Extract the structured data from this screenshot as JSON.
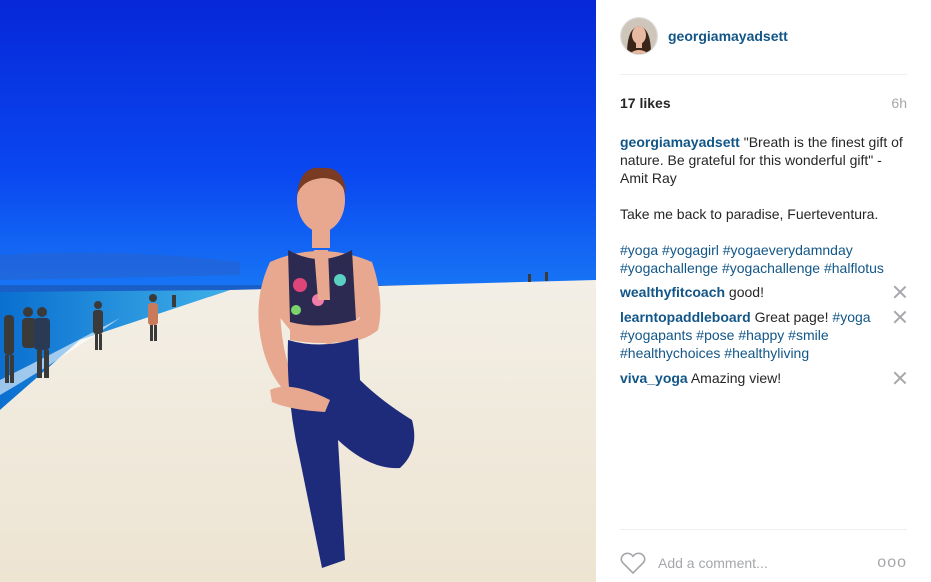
{
  "post": {
    "username": "georgiamayadsett",
    "likes": "17 likes",
    "time": "6h"
  },
  "caption": {
    "username": "georgiamayadsett",
    "line1": "\"Breath is the finest gift of nature. Be grateful for this wonderful gift\" - Amit Ray",
    "line2": "Take me back to paradise, Fuerteventura.",
    "tags": [
      "#yoga",
      "#yogagirl",
      "#yogaeverydamnday",
      "#yogachallenge",
      "#yogachallenge",
      "#halflotus"
    ]
  },
  "comments": [
    {
      "username": "wealthyfitcoach",
      "text": "good!",
      "tags": []
    },
    {
      "username": "learntopaddleboard",
      "text": "Great page!",
      "tags": [
        "#yoga",
        "#yogapants",
        "#pose",
        "#happy",
        "#smile",
        "#healthychoices",
        "#healthyliving"
      ]
    },
    {
      "username": "viva_yoga",
      "text": "Amazing view!",
      "tags": []
    }
  ],
  "footer": {
    "placeholder": "Add a comment...",
    "more": "ooo"
  },
  "icons": {
    "like": "heart-outline-icon",
    "delete": "close-icon",
    "more": "more-options-icon"
  },
  "colors": {
    "link": "#125688",
    "muted": "#a5a7aa",
    "text": "#262626",
    "sky": "#0a3fe0"
  }
}
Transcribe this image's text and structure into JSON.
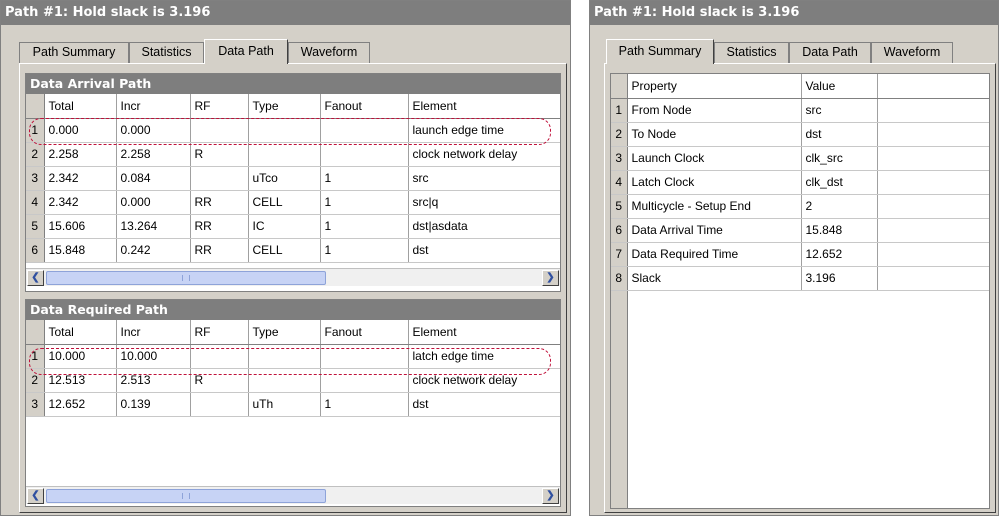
{
  "left_panel": {
    "title": "Path #1: Hold slack is 3.196",
    "tabs": [
      "Path Summary",
      "Statistics",
      "Data Path",
      "Waveform"
    ],
    "active_tab": "Data Path",
    "arrival": {
      "title": "Data Arrival Path",
      "columns": [
        "Total",
        "Incr",
        "RF",
        "Type",
        "Fanout",
        "Element"
      ],
      "rows": [
        {
          "n": "1",
          "total": "0.000",
          "incr": "0.000",
          "rf": "",
          "type": "",
          "fanout": "",
          "element": "launch edge time"
        },
        {
          "n": "2",
          "total": "2.258",
          "incr": "2.258",
          "rf": "R",
          "type": "",
          "fanout": "",
          "element": "clock network delay"
        },
        {
          "n": "3",
          "total": "2.342",
          "incr": "0.084",
          "rf": "",
          "type": "uTco",
          "fanout": "1",
          "element": "src"
        },
        {
          "n": "4",
          "total": "2.342",
          "incr": "0.000",
          "rf": "RR",
          "type": "CELL",
          "fanout": "1",
          "element": "src|q"
        },
        {
          "n": "5",
          "total": "15.606",
          "incr": "13.264",
          "rf": "RR",
          "type": "IC",
          "fanout": "1",
          "element": "dst|asdata"
        },
        {
          "n": "6",
          "total": "15.848",
          "incr": "0.242",
          "rf": "RR",
          "type": "CELL",
          "fanout": "1",
          "element": "dst"
        }
      ]
    },
    "required": {
      "title": "Data Required Path",
      "columns": [
        "Total",
        "Incr",
        "RF",
        "Type",
        "Fanout",
        "Element"
      ],
      "rows": [
        {
          "n": "1",
          "total": "10.000",
          "incr": "10.000",
          "rf": "",
          "type": "",
          "fanout": "",
          "element": "latch edge time"
        },
        {
          "n": "2",
          "total": "12.513",
          "incr": "2.513",
          "rf": "R",
          "type": "",
          "fanout": "",
          "element": "clock network delay"
        },
        {
          "n": "3",
          "total": "12.652",
          "incr": "0.139",
          "rf": "",
          "type": "uTh",
          "fanout": "1",
          "element": "dst"
        }
      ]
    }
  },
  "right_panel": {
    "title": "Path #1: Hold slack is 3.196",
    "tabs": [
      "Path Summary",
      "Statistics",
      "Data Path",
      "Waveform"
    ],
    "active_tab": "Path Summary",
    "columns": [
      "Property",
      "Value"
    ],
    "rows": [
      {
        "n": "1",
        "property": "From Node",
        "value": "src"
      },
      {
        "n": "2",
        "property": "To Node",
        "value": "dst"
      },
      {
        "n": "3",
        "property": "Launch Clock",
        "value": "clk_src"
      },
      {
        "n": "4",
        "property": "Latch Clock",
        "value": "clk_dst"
      },
      {
        "n": "5",
        "property": "Multicycle - Setup End",
        "value": "2"
      },
      {
        "n": "6",
        "property": "Data Arrival Time",
        "value": "15.848"
      },
      {
        "n": "7",
        "property": "Data Required Time",
        "value": "12.652"
      },
      {
        "n": "8",
        "property": "Slack",
        "value": "3.196"
      }
    ]
  },
  "icons": {
    "scroll_left": "arrow-left-icon",
    "scroll_right": "arrow-right-icon"
  },
  "colors": {
    "title_bar": "#7e7e7e",
    "highlight": "#c0103a",
    "panel_bg": "#d4d0c8"
  }
}
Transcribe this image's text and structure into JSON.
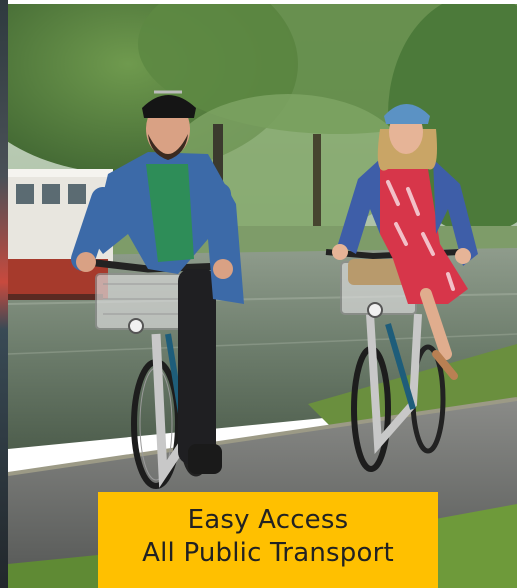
{
  "photo": {
    "subject": "bike-share-photo"
  },
  "caption": {
    "line1": "Easy Access",
    "line2": "All Public Transport",
    "background_color": "#FFC000",
    "text_color": "#222222"
  }
}
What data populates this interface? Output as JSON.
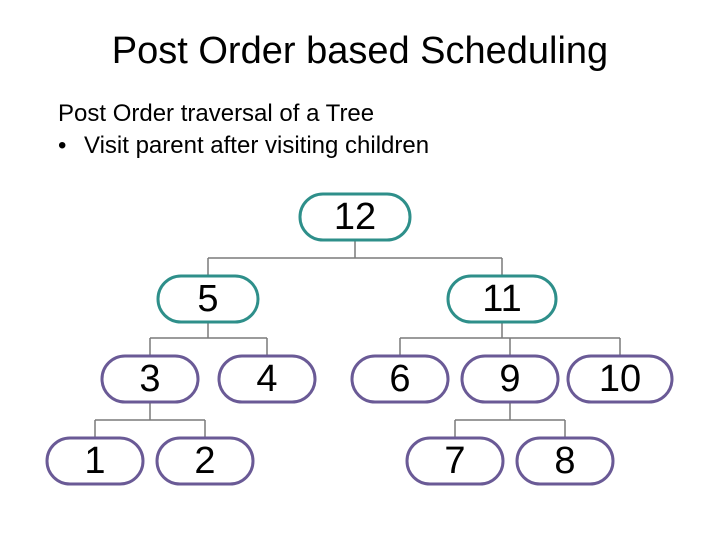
{
  "title": "Post Order based Scheduling",
  "subtitle_line1": "Post Order traversal of a Tree",
  "bullet1": "Visit parent after visiting children",
  "nodes": {
    "n12": "12",
    "n5": "5",
    "n11": "11",
    "n3": "3",
    "n4": "4",
    "n6": "6",
    "n9": "9",
    "n10": "10",
    "n1": "1",
    "n2": "2",
    "n7": "7",
    "n8": "8"
  },
  "colors": {
    "teal": "#2e8f8a",
    "purple": "#6a5a96"
  }
}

○ ○ ○

=== The task ===
Return all of the entries word for word, but omit the pictures.

=== Result below ===
Extract the structured data from this screenshot as JSON.
{
  "post": {
    "username": "georgiamayadsett",
    "likes": "17 likes",
    "time": "6h"
  },
  "caption": {
    "username": "georgiamayadsett",
    "line1": "\"Breath is the finest gift of nature. Be grateful for this wonderful gift\" - Amit Ray",
    "line2": "Take me back to paradise, Fuerteventura.",
    "tags": [
      "#yoga",
      "#yogagirl",
      "#yogaeverydamnday",
      "#yogachallenge",
      "#yogachallenge",
      "#halflotus"
    ]
  },
  "comments": [
    {
      "username": "wealthyfitcoach",
      "text": "good!",
      "tags": []
    },
    {
      "username": "learntopaddleboard",
      "text": "Great page!",
      "tags": [
        "#yoga",
        "#yogapants",
        "#pose",
        "#happy",
        "#smile",
        "#healthychoices",
        "#healthyliving"
      ]
    },
    {
      "username": "viva_yoga",
      "text": "Amazing view!",
      "tags": []
    }
  ],
  "footer": {
    "placeholder": "Add a comment...",
    "more": "ooo"
  },
  "icons": {
    "like": "heart-outline-icon",
    "delete": "close-icon",
    "more": "more-options-icon"
  },
  "colors": {
    "link": "#125688",
    "muted": "#a5a7aa",
    "text": "#262626",
    "sky": "#0a3fe0"
  }
}
Transcribe this image's text and structure into JSON.
{
  "left_panel": {
    "title": "Path #1: Hold slack is 3.196",
    "tabs": [
      "Path Summary",
      "Statistics",
      "Data Path",
      "Waveform"
    ],
    "active_tab": "Data Path",
    "arrival": {
      "title": "Data Arrival Path",
      "columns": [
        "Total",
        "Incr",
        "RF",
        "Type",
        "Fanout",
        "Element"
      ],
      "rows": [
        {
          "n": "1",
          "total": "0.000",
          "incr": "0.000",
          "rf": "",
          "type": "",
          "fanout": "",
          "element": "launch edge time"
        },
        {
          "n": "2",
          "total": "2.258",
          "incr": "2.258",
          "rf": "R",
          "type": "",
          "fanout": "",
          "element": "clock network delay"
        },
        {
          "n": "3",
          "total": "2.342",
          "incr": "0.084",
          "rf": "",
          "type": "uTco",
          "fanout": "1",
          "element": "src"
        },
        {
          "n": "4",
          "total": "2.342",
          "incr": "0.000",
          "rf": "RR",
          "type": "CELL",
          "fanout": "1",
          "element": "src|q"
        },
        {
          "n": "5",
          "total": "15.606",
          "incr": "13.264",
          "rf": "RR",
          "type": "IC",
          "fanout": "1",
          "element": "dst|asdata"
        },
        {
          "n": "6",
          "total": "15.848",
          "incr": "0.242",
          "rf": "RR",
          "type": "CELL",
          "fanout": "1",
          "element": "dst"
        }
      ]
    },
    "required": {
      "title": "Data Required Path",
      "columns": [
        "Total",
        "Incr",
        "RF",
        "Type",
        "Fanout",
        "Element"
      ],
      "rows": [
        {
          "n": "1",
          "total": "10.000",
          "incr": "10.000",
          "rf": "",
          "type": "",
          "fanout": "",
          "element": "latch edge time"
        },
        {
          "n": "2",
          "total": "12.513",
          "incr": "2.513",
          "rf": "R",
          "type": "",
          "fanout": "",
          "element": "clock network delay"
        },
        {
          "n": "3",
          "total": "12.652",
          "incr": "0.139",
          "rf": "",
          "type": "uTh",
          "fanout": "1",
          "element": "dst"
        }
      ]
    }
  },
  "right_panel": {
    "title": "Path #1: Hold slack is 3.196",
    "tabs": [
      "Path Summary",
      "Statistics",
      "Data Path",
      "Waveform"
    ],
    "active_tab": "Path Summary",
    "columns": [
      "Property",
      "Value"
    ],
    "rows": [
      {
        "n": "1",
        "property": "From Node",
        "value": "src"
      },
      {
        "n": "2",
        "property": "To Node",
        "value": "dst"
      },
      {
        "n": "3",
        "property": "Launch Clock",
        "value": "clk_src"
      },
      {
        "n": "4",
        "property": "Latch Clock",
        "value": "clk_dst"
      },
      {
        "n": "5",
        "property": "Multicycle - Setup End",
        "value": "2"
      },
      {
        "n": "6",
        "property": "Data Arrival Time",
        "value": "15.848"
      },
      {
        "n": "7",
        "property": "Data Required Time",
        "value": "12.652"
      },
      {
        "n": "8",
        "property": "Slack",
        "value": "3.196"
      }
    ]
  },
  "icons": {
    "scroll_left": "arrow-left-icon",
    "scroll_right": "arrow-right-icon"
  },
  "colors": {
    "title_bar": "#7e7e7e",
    "highlight": "#c0103a",
    "panel_bg": "#d4d0c8"
  }
}
Transcribe this image's text and structure into JSON.
{
  "photo": {
    "subject": "bike-share-photo"
  },
  "caption": {
    "line1": "Easy Access",
    "line2": "All Public Transport",
    "background_color": "#FFC000",
    "text_color": "#222222"
  }
}
What data populates this interface? Output as JSON.
{
  "title": "Post Order based Scheduling",
  "subtitle_line1": "Post Order traversal of a Tree",
  "bullet1": "Visit parent after visiting children",
  "nodes": {
    "n12": "12",
    "n5": "5",
    "n11": "11",
    "n3": "3",
    "n4": "4",
    "n6": "6",
    "n9": "9",
    "n10": "10",
    "n1": "1",
    "n2": "2",
    "n7": "7",
    "n8": "8"
  },
  "colors": {
    "teal": "#2e8f8a",
    "purple": "#6a5a96"
  }
}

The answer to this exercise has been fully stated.